>>>

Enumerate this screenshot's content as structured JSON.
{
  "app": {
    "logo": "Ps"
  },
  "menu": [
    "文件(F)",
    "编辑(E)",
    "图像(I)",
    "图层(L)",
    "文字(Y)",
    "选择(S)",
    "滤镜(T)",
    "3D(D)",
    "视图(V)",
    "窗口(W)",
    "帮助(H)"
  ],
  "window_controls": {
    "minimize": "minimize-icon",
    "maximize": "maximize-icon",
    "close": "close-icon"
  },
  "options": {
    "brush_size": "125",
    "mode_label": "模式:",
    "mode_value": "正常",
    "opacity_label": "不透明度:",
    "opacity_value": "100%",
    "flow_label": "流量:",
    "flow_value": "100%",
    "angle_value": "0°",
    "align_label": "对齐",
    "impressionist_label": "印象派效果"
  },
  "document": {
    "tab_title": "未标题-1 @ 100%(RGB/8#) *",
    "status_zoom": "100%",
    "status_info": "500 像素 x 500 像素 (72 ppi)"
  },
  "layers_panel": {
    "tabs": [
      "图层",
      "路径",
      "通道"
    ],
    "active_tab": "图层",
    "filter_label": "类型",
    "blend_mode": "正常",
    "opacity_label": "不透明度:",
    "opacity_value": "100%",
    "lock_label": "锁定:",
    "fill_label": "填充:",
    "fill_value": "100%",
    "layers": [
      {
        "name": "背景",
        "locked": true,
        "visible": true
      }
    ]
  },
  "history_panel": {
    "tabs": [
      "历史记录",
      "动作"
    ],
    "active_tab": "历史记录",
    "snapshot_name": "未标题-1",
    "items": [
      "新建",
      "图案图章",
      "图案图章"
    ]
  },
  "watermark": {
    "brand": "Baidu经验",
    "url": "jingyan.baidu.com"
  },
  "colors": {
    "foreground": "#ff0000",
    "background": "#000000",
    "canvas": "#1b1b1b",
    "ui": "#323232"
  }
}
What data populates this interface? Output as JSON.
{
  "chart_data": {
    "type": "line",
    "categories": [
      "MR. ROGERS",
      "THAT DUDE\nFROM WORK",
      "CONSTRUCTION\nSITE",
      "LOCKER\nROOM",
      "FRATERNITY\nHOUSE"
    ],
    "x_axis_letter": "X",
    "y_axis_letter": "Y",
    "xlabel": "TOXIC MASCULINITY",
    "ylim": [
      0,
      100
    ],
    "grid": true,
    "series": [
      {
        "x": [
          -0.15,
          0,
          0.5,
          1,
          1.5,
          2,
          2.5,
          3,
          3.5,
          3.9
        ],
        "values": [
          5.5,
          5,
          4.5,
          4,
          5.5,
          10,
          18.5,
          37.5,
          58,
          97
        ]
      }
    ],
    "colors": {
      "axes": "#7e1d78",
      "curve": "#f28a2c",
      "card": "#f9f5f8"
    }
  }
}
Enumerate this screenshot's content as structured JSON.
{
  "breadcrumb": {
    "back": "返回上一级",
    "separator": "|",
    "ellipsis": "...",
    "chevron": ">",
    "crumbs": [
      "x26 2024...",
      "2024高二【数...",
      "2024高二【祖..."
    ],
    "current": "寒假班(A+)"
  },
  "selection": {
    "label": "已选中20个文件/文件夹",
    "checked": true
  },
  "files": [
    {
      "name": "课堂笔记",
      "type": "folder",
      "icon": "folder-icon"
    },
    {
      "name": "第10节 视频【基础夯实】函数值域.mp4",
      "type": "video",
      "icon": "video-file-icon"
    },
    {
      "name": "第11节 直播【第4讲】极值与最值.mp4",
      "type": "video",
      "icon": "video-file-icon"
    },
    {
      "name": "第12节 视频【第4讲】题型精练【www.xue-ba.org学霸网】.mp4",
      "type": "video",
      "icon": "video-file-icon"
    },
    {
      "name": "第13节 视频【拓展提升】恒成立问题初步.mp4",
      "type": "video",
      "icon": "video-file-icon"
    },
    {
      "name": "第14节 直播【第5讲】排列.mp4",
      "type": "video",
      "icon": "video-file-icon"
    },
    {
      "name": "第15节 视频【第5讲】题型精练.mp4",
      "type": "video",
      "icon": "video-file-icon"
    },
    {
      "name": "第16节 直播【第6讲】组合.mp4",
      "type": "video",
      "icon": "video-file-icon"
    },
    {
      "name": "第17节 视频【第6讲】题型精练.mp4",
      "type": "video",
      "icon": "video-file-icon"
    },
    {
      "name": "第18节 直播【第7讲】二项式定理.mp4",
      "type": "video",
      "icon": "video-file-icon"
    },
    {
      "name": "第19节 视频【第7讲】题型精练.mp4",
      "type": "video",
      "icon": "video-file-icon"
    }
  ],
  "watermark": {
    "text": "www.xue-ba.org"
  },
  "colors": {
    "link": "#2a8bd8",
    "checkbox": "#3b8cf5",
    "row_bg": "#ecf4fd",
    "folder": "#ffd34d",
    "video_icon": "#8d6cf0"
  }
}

<<<

▶ _Your objective_
Give back each line above precisely as it stands.

▶ _Output_
Enumerate this screenshot's content as structured JSON.
{
  "app": {
    "logo": "Ps"
  },
  "menu": [
    "文件(F)",
    "编辑(E)",
    "图像(I)",
    "图层(L)",
    "文字(Y)",
    "选择(S)",
    "滤镜(T)",
    "3D(D)",
    "视图(V)",
    "窗口(W)",
    "帮助(H)"
  ],
  "window_controls": {
    "minimize": "minimize-icon",
    "maximize": "maximize-icon",
    "close": "close-icon"
  },
  "options": {
    "brush_size": "125",
    "mode_label": "模式:",
    "mode_value": "正常",
    "opacity_label": "不透明度:",
    "opacity_value": "100%",
    "flow_label": "流量:",
    "flow_value": "100%",
    "angle_value": "0°",
    "align_label": "对齐",
    "impressionist_label": "印象派效果"
  },
  "document": {
    "tab_title": "未标题-1 @ 100%(RGB/8#) *",
    "status_zoom": "100%",
    "status_info": "500 像素 x 500 像素 (72 ppi)"
  },
  "layers_panel": {
    "tabs": [
      "图层",
      "路径",
      "通道"
    ],
    "active_tab": "图层",
    "filter_label": "类型",
    "blend_mode": "正常",
    "opacity_label": "不透明度:",
    "opacity_value": "100%",
    "lock_label": "锁定:",
    "fill_label": "填充:",
    "fill_value": "100%",
    "layers": [
      {
        "name": "背景",
        "locked": true,
        "visible": true
      }
    ]
  },
  "history_panel": {
    "tabs": [
      "历史记录",
      "动作"
    ],
    "active_tab": "历史记录",
    "snapshot_name": "未标题-1",
    "items": [
      "新建",
      "图案图章",
      "图案图章"
    ]
  },
  "watermark": {
    "brand": "Baidu经验",
    "url": "jingyan.baidu.com"
  },
  "colors": {
    "foreground": "#ff0000",
    "background": "#000000",
    "canvas": "#1b1b1b",
    "ui": "#323232"
  }
}
What data populates this interface? Output as JSON.
{
  "chart_data": {
    "type": "line",
    "categories": [
      "MR. ROGERS",
      "THAT DUDE\nFROM WORK",
      "CONSTRUCTION\nSITE",
      "LOCKER\nROOM",
      "FRATERNITY\nHOUSE"
    ],
    "x_axis_letter": "X",
    "y_axis_letter": "Y",
    "xlabel": "TOXIC MASCULINITY",
    "ylim": [
      0,
      100
    ],
    "grid": true,
    "series": [
      {
        "x": [
          -0.15,
          0,
          0.5,
          1,
          1.5,
          2,
          2.5,
          3,
          3.5,
          3.9
        ],
        "values": [
          5.5,
          5,
          4.5,
          4,
          5.5,
          10,
          18.5,
          37.5,
          58,
          97
        ]
      }
    ],
    "colors": {
      "axes": "#7e1d78",
      "curve": "#f28a2c",
      "card": "#f9f5f8"
    }
  }
}
Enumerate this screenshot's content as structured JSON.
{
  "breadcrumb": {
    "back": "返回上一级",
    "separator": "|",
    "ellipsis": "...",
    "chevron": ">",
    "crumbs": [
      "x26 2024...",
      "2024高二【数...",
      "2024高二【祖..."
    ],
    "current": "寒假班(A+)"
  },
  "selection": {
    "label": "已选中20个文件/文件夹",
    "checked": true
  },
  "files": [
    {
      "name": "课堂笔记",
      "type": "folder",
      "icon": "folder-icon"
    },
    {
      "name": "第10节 视频【基础夯实】函数值域.mp4",
      "type": "video",
      "icon": "video-file-icon"
    },
    {
      "name": "第11节 直播【第4讲】极值与最值.mp4",
      "type": "video",
      "icon": "video-file-icon"
    },
    {
      "name": "第12节 视频【第4讲】题型精练【www.xue-ba.org学霸网】.mp4",
      "type": "video",
      "icon": "video-file-icon"
    },
    {
      "name": "第13节 视频【拓展提升】恒成立问题初步.mp4",
      "type": "video",
      "icon": "video-file-icon"
    },
    {
      "name": "第14节 直播【第5讲】排列.mp4",
      "type": "video",
      "icon": "video-file-icon"
    },
    {
      "name": "第15节 视频【第5讲】题型精练.mp4",
      "type": "video",
      "icon": "video-file-icon"
    },
    {
      "name": "第16节 直播【第6讲】组合.mp4",
      "type": "video",
      "icon": "video-file-icon"
    },
    {
      "name": "第17节 视频【第6讲】题型精练.mp4",
      "type": "video",
      "icon": "video-file-icon"
    },
    {
      "name": "第18节 直播【第7讲】二项式定理.mp4",
      "type": "video",
      "icon": "video-file-icon"
    },
    {
      "name": "第19节 视频【第7讲】题型精练.mp4",
      "type": "video",
      "icon": "video-file-icon"
    }
  ],
  "watermark": {
    "text": "www.xue-ba.org"
  },
  "colors": {
    "link": "#2a8bd8",
    "checkbox": "#3b8cf5",
    "row_bg": "#ecf4fd",
    "folder": "#ffd34d",
    "video_icon": "#8d6cf0"
  }
}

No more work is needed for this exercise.